Fragmento del documento
──────
Teniendo en cuenta que el delito de Trata de Personas es reconocido como crimen de lesa humanidad, es necesario que el criterio de aplicación de las condenas responda no sólo a una finalidad punitiva, de simple castigo, sino también y más importante aún a los fines de desalentar el ejercicio del delito a los ojos de los potenciales proxenetas y tratantes. Si por obtener tan delirantes cantidades de dinero a costa de la captación, el tráfico, la explotación sexual y la violación, en definitiva, de los derechos humanos de las mujeres la respuesta de la justicia es la irrisoria pena de uno o tres años de prisión condicional, se demuestra a los criminales la posibilidad de operar sin grandes riesgos, al tiempo que se envía a la sociedad argentina en general el mensaje de que los derechos humanos de las mujeres no son valiosos, importantes ni defendibles. Como mujeres y en nombre de nuestra trayectoria en la defensa de nuestros derechos remarcamos la necesidad, por lo tanto, de establecer condenas ejemplares comprendidas mínimamente entre los quince y los veinticinco años de prisión. Entendemos, en esta línea, que no seremos una sociedad comprometida de manera real y efectiva con la igualdad entre mujeres y hombres mientras los proxenetas y tratantes continúen gozando de la impunidad y el aval que tan leves condenas representan.
──────
Registros
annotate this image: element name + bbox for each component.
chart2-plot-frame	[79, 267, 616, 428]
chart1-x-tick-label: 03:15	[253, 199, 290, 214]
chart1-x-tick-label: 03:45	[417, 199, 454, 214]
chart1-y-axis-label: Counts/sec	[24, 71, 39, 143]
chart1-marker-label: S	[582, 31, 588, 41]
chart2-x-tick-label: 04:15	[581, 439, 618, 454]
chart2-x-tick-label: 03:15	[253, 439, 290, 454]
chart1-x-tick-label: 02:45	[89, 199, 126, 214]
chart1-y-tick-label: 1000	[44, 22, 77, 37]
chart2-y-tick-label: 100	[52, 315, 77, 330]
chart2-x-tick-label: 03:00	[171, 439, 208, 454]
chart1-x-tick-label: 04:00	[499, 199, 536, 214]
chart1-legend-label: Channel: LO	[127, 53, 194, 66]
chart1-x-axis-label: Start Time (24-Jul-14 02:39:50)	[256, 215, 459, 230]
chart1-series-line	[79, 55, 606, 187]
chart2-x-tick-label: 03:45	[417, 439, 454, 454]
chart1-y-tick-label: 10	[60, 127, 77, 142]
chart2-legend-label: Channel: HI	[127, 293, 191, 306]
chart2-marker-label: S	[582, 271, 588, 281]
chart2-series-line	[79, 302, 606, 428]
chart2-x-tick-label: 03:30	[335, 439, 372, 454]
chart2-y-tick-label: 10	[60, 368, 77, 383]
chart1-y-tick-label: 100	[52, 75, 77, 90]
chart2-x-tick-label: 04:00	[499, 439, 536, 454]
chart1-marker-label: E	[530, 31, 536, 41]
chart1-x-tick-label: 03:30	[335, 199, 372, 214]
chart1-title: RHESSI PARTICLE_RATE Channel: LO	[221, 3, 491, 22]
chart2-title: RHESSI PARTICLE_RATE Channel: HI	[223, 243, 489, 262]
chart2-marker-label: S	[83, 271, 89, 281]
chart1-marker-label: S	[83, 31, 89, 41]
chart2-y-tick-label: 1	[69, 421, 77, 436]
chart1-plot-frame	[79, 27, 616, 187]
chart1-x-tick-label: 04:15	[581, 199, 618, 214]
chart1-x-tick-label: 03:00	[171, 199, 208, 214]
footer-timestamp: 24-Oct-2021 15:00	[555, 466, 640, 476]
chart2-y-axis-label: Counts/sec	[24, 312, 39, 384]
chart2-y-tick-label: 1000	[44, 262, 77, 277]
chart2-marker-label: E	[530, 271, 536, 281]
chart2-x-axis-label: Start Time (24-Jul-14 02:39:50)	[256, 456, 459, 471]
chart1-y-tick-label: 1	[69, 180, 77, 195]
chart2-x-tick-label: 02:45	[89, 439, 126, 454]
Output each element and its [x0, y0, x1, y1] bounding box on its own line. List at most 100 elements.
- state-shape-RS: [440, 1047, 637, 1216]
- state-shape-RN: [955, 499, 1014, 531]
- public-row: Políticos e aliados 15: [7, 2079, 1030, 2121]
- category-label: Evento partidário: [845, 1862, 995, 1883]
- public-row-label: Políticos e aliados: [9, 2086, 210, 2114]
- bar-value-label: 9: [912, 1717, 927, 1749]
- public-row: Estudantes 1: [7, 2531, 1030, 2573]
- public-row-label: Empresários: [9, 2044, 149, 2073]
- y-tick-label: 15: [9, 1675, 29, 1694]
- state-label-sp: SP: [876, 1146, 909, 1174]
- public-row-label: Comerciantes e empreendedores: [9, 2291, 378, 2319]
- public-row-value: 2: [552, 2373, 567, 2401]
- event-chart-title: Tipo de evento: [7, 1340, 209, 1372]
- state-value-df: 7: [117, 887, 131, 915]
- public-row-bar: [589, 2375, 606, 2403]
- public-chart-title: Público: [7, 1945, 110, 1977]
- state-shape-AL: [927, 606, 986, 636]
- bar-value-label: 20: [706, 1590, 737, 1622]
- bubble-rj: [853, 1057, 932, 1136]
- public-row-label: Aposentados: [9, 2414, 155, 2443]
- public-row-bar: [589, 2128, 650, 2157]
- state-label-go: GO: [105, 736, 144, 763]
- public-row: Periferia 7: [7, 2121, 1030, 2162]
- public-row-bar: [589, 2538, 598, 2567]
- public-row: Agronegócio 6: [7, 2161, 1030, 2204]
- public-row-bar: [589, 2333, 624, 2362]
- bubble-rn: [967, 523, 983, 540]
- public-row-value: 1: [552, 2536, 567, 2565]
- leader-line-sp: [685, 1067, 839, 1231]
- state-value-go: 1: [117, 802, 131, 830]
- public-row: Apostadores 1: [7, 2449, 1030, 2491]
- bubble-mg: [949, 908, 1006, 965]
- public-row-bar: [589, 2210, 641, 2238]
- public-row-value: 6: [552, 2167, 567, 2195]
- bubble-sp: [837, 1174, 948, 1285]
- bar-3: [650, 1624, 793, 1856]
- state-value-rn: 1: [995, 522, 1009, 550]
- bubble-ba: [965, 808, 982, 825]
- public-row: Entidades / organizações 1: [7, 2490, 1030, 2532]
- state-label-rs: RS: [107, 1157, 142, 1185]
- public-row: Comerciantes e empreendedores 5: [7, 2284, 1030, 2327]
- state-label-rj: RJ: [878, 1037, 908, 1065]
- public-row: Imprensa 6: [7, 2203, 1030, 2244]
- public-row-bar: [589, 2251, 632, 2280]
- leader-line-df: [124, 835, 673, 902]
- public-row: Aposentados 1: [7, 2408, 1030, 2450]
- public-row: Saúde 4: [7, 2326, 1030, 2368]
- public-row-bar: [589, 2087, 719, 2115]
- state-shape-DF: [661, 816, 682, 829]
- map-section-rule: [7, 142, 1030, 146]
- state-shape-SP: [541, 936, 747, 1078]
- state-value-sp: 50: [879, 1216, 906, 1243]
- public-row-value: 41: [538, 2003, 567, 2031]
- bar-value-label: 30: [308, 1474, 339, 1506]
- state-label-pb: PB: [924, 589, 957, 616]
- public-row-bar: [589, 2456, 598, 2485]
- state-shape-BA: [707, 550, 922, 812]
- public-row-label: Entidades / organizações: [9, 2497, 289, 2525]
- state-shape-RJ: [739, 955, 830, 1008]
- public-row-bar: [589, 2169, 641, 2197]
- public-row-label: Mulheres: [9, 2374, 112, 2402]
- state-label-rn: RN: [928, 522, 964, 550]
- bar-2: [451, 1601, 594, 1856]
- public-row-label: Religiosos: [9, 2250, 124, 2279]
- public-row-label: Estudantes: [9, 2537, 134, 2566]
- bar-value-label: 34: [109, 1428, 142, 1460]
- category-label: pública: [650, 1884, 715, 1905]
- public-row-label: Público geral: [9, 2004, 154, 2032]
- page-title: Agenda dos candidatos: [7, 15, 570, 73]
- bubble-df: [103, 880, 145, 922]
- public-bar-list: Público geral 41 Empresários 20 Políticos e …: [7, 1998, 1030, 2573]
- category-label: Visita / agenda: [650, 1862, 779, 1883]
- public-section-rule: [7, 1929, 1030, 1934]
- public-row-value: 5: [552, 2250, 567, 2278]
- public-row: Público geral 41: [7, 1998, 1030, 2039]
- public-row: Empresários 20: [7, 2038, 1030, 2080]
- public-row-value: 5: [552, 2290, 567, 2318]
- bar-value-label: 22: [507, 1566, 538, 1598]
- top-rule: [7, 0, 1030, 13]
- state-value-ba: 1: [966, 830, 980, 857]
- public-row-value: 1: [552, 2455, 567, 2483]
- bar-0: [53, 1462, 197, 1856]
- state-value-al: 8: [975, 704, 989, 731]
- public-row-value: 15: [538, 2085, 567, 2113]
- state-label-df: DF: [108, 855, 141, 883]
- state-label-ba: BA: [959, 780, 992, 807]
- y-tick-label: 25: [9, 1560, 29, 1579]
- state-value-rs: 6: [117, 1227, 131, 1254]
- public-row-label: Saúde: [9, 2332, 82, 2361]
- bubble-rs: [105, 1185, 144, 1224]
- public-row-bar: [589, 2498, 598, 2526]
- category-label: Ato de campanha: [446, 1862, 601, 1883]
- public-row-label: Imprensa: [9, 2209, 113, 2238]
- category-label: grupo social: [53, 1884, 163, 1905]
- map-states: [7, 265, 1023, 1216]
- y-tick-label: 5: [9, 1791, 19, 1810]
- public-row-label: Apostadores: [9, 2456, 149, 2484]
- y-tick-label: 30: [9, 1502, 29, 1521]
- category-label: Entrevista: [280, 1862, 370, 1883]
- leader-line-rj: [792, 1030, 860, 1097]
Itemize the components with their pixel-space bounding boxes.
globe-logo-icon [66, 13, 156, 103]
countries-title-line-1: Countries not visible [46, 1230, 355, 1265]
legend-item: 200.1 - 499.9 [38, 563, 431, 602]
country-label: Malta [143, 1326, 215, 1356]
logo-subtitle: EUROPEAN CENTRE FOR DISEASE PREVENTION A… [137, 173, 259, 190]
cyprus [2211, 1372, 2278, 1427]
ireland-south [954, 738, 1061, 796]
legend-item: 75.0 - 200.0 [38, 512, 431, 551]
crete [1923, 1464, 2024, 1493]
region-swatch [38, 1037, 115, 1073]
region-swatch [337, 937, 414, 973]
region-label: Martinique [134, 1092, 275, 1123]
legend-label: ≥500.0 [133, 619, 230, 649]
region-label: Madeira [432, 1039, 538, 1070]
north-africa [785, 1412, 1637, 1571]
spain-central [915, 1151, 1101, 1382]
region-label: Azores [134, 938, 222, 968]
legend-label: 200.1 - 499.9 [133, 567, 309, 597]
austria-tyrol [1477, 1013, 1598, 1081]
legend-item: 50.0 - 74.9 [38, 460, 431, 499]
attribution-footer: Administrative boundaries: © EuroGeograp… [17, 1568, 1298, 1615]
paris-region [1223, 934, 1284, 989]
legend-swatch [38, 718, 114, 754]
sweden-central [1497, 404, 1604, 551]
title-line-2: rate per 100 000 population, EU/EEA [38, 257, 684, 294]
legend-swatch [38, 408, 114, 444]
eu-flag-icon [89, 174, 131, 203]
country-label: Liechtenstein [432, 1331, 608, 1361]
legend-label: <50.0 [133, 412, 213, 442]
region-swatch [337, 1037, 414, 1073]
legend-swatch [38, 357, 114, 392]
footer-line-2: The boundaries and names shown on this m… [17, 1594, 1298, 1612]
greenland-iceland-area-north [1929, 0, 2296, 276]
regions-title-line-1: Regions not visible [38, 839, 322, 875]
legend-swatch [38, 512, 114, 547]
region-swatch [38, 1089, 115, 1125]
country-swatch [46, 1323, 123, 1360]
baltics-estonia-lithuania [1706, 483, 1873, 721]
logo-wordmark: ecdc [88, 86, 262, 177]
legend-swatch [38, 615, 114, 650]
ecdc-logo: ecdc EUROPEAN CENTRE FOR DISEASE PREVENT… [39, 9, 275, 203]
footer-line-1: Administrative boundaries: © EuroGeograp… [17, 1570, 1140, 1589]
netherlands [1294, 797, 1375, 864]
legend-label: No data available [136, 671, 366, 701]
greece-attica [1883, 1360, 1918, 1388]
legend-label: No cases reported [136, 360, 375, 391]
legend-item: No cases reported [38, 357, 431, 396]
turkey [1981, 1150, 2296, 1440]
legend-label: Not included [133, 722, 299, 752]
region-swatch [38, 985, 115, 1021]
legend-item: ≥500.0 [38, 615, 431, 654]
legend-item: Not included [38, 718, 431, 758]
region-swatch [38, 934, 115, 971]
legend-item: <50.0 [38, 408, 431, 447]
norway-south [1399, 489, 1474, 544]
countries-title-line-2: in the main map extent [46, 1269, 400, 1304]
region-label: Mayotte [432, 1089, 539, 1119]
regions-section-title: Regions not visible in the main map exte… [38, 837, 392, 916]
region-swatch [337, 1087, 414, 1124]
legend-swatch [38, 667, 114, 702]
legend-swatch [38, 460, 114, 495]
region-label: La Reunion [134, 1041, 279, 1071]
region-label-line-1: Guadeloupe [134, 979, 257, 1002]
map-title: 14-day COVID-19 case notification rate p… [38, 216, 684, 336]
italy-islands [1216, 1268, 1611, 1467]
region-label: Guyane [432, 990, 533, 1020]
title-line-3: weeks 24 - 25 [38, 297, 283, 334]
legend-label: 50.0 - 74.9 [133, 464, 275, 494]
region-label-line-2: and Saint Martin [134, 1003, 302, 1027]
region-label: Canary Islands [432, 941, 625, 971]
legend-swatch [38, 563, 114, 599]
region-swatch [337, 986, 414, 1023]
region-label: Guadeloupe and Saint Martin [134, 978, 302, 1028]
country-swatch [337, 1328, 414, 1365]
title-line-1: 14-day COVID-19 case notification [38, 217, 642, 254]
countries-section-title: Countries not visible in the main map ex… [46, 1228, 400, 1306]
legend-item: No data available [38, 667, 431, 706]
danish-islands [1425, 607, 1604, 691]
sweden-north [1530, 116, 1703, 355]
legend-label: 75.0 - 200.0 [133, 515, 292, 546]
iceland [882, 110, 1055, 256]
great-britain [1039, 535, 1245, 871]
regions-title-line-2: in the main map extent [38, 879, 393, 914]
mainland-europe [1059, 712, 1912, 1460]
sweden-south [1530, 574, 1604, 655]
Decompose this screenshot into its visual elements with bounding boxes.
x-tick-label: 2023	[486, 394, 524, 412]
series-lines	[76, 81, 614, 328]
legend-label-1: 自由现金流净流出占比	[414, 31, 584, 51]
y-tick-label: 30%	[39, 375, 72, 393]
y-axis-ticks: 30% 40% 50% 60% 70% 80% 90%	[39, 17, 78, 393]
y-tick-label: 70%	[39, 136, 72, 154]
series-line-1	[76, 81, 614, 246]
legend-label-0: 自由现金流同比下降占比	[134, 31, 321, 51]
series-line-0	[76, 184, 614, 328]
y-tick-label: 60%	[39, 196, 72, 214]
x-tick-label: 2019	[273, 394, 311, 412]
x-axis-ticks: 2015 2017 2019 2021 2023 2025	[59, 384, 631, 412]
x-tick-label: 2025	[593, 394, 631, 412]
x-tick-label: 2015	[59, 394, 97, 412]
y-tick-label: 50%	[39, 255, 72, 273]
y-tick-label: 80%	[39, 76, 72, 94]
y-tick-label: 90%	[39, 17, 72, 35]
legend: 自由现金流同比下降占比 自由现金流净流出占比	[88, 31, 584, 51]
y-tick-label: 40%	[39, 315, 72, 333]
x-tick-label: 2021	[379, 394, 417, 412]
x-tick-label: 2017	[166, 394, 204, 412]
──────
Tus tareas
A - Según el fragmento sobre la trata de personas, ¿entre cuántos años de prisión deberían estar comprendidas como mínimo las condenas ejemplares?
B - Enumere todo aquello a cuya costa, según el fragmento sobre la trata de personas, se obtienen las cantidades de dinero que el texto califica de delirantes.

Respuestas
A - Entre los quince y los veinticinco años de prisión.

B - La captación, el tráfico, la explotación sexual y la violación de los derechos humanos de las mujeres.